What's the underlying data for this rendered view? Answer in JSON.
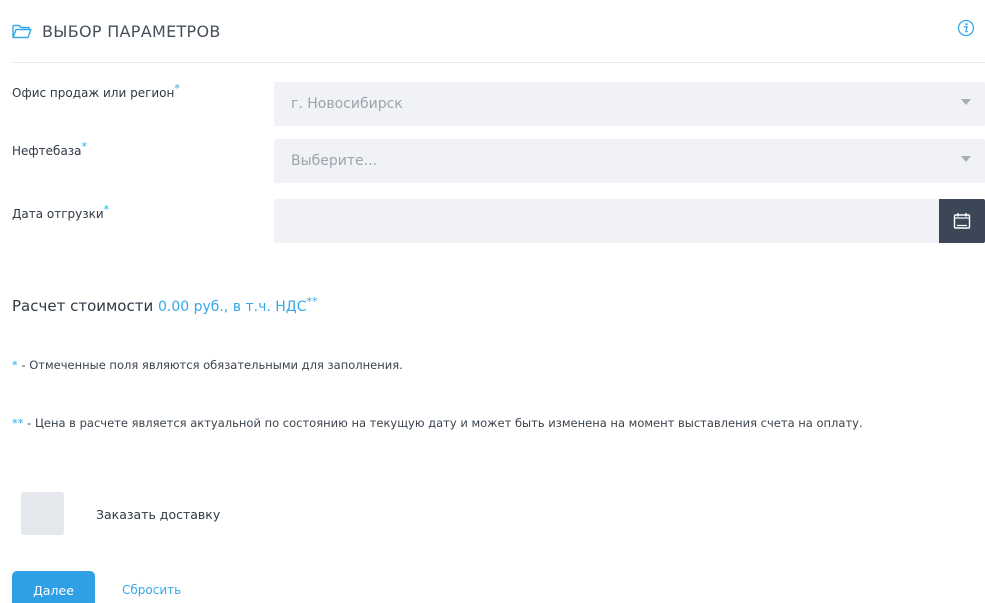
{
  "header": {
    "title": "ВЫБОР ПАРАМЕТРОВ",
    "folder_icon": "folder-icon",
    "info_icon": "info-icon"
  },
  "fields": {
    "office": {
      "label": "Офис продаж или регион",
      "required_mark": "*",
      "value": "г. Новосибирск"
    },
    "depot": {
      "label": "Нефтебаза",
      "required_mark": "*",
      "placeholder": "Выберите..."
    },
    "date": {
      "label": "Дата отгрузки",
      "required_mark": "*",
      "value": "",
      "icon": "calendar-icon"
    }
  },
  "cost": {
    "label": "Расчет стоимости",
    "amount": "0.00 руб., в т.ч. НДС",
    "mark": "**"
  },
  "notes": {
    "required": {
      "mark": "*",
      "text": " - Отмеченные поля являются обязательными для заполнения."
    },
    "price": {
      "mark": "**",
      "text": " - Цена в расчете является актуальной по состоянию на текущую дату и может быть изменена на момент выставления счета на оплату."
    }
  },
  "delivery": {
    "label": "Заказать доставку"
  },
  "actions": {
    "next_label": "Далее",
    "reset_label": "Сбросить"
  },
  "colors": {
    "accent": "#36a9e8",
    "primary_button": "#2f9fe6",
    "field_bg": "#f0f2f6",
    "calendar_button": "#3b4656"
  }
}
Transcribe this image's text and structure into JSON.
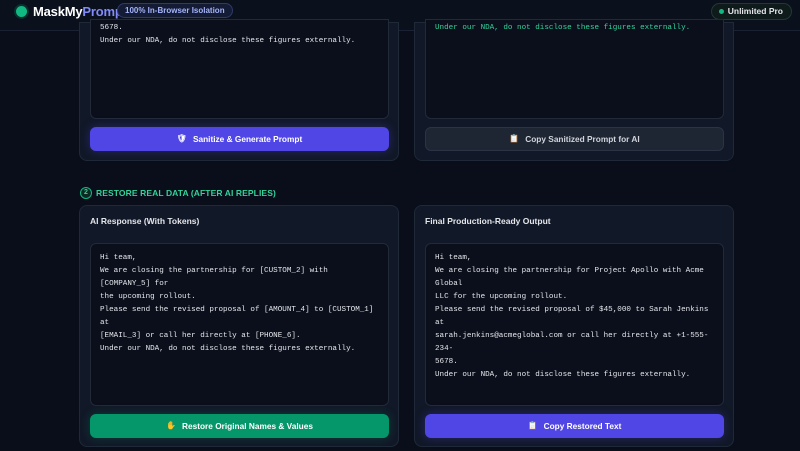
{
  "header": {
    "logo_part1": "MaskMy",
    "logo_part2": "Prompt",
    "isolation_badge": "100% In-Browser Isolation",
    "plan_badge": "Unlimited Pro"
  },
  "top_left": {
    "text": "5678.\nUnder our NDA, do not disclose these figures externally.",
    "button_label": "Sanitize & Generate Prompt",
    "button_icon": "shield-icon"
  },
  "top_right": {
    "text": "Under our NDA, do not disclose these figures externally.",
    "button_label": "Copy Sanitized Prompt for AI",
    "button_icon": "clipboard-icon"
  },
  "step2": {
    "number": "2",
    "label": "RESTORE REAL DATA (AFTER AI REPLIES)"
  },
  "ai_response": {
    "title": "AI Response (With Tokens)",
    "text": "Hi team,\nWe are closing the partnership for [CUSTOM_2] with [COMPANY_5] for\nthe upcoming rollout.\nPlease send the revised proposal of [AMOUNT_4] to [CUSTOM_1] at\n[EMAIL_3] or call her directly at [PHONE_6].\nUnder our NDA, do not disclose these figures externally.",
    "button_label": "Restore Original Names & Values",
    "button_icon": "hand-icon"
  },
  "final_output": {
    "title": "Final Production-Ready Output",
    "text": "Hi team,\nWe are closing the partnership for Project Apollo with Acme Global\nLLC for the upcoming rollout.\nPlease send the revised proposal of $45,000 to Sarah Jenkins at\nsarah.jenkins@acmeglobal.com or call her directly at +1-555-234-\n5678.\nUnder our NDA, do not disclose these figures externally.",
    "button_label": "Copy Restored Text",
    "button_icon": "clipboard-icon"
  },
  "colors": {
    "accent_indigo": "#4f46e5",
    "accent_green": "#10b981",
    "background": "#0a0e1a"
  }
}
———
## What you are asked to do
Reproduce each entry verbatim, excluding any embedded images.

## The completed task
What's the underlying data for this rendered view? Answer in JSON.
{
  "header": {
    "title": "ВЫБОР ПАРАМЕТРОВ",
    "folder_icon": "folder-icon",
    "info_icon": "info-icon"
  },
  "fields": {
    "office": {
      "label": "Офис продаж или регион",
      "required_mark": "*",
      "value": "г. Новосибирск"
    },
    "depot": {
      "label": "Нефтебаза",
      "required_mark": "*",
      "placeholder": "Выберите..."
    },
    "date": {
      "label": "Дата отгрузки",
      "required_mark": "*",
      "value": "",
      "icon": "calendar-icon"
    }
  },
  "cost": {
    "label": "Расчет стоимости",
    "amount": "0.00 руб., в т.ч. НДС",
    "mark": "**"
  },
  "notes": {
    "required": {
      "mark": "*",
      "text": " - Отмеченные поля являются обязательными для заполнения."
    },
    "price": {
      "mark": "**",
      "text": " - Цена в расчете является актуальной по состоянию на текущую дату и может быть изменена на момент выставления счета на оплату."
    }
  },
  "delivery": {
    "label": "Заказать доставку"
  },
  "actions": {
    "next_label": "Далее",
    "reset_label": "Сбросить"
  },
  "colors": {
    "accent": "#36a9e8",
    "primary_button": "#2f9fe6",
    "field_bg": "#f0f2f6",
    "calendar_button": "#3b4656"
  }
}
Transcribe this image's text and structure into JSON.
{
  "header": {
    "logo_part1": "MaskMy",
    "logo_part2": "Prompt",
    "isolation_badge": "100% In-Browser Isolation",
    "plan_badge": "Unlimited Pro"
  },
  "top_left": {
    "text": "5678.\nUnder our NDA, do not disclose these figures externally.",
    "button_label": "Sanitize & Generate Prompt",
    "button_icon": "shield-icon"
  },
  "top_right": {
    "text": "Under our NDA, do not disclose these figures externally.",
    "button_label": "Copy Sanitized Prompt for AI",
    "button_icon": "clipboard-icon"
  },
  "step2": {
    "number": "2",
    "label": "RESTORE REAL DATA (AFTER AI REPLIES)"
  },
  "ai_response": {
    "title": "AI Response (With Tokens)",
    "text": "Hi team,\nWe are closing the partnership for [CUSTOM_2] with [COMPANY_5] for\nthe upcoming rollout.\nPlease send the revised proposal of [AMOUNT_4] to [CUSTOM_1] at\n[EMAIL_3] or call her directly at [PHONE_6].\nUnder our NDA, do not disclose these figures externally.",
    "button_label": "Restore Original Names & Values",
    "button_icon": "hand-icon"
  },
  "final_output": {
    "title": "Final Production-Ready Output",
    "text": "Hi team,\nWe are closing the partnership for Project Apollo with Acme Global\nLLC for the upcoming rollout.\nPlease send the revised proposal of $45,000 to Sarah Jenkins at\nsarah.jenkins@acmeglobal.com or call her directly at +1-555-234-\n5678.\nUnder our NDA, do not disclose these figures externally.",
    "button_label": "Copy Restored Text",
    "button_icon": "clipboard-icon"
  },
  "colors": {
    "accent_indigo": "#4f46e5",
    "accent_green": "#10b981",
    "background": "#0a0e1a"
  }
}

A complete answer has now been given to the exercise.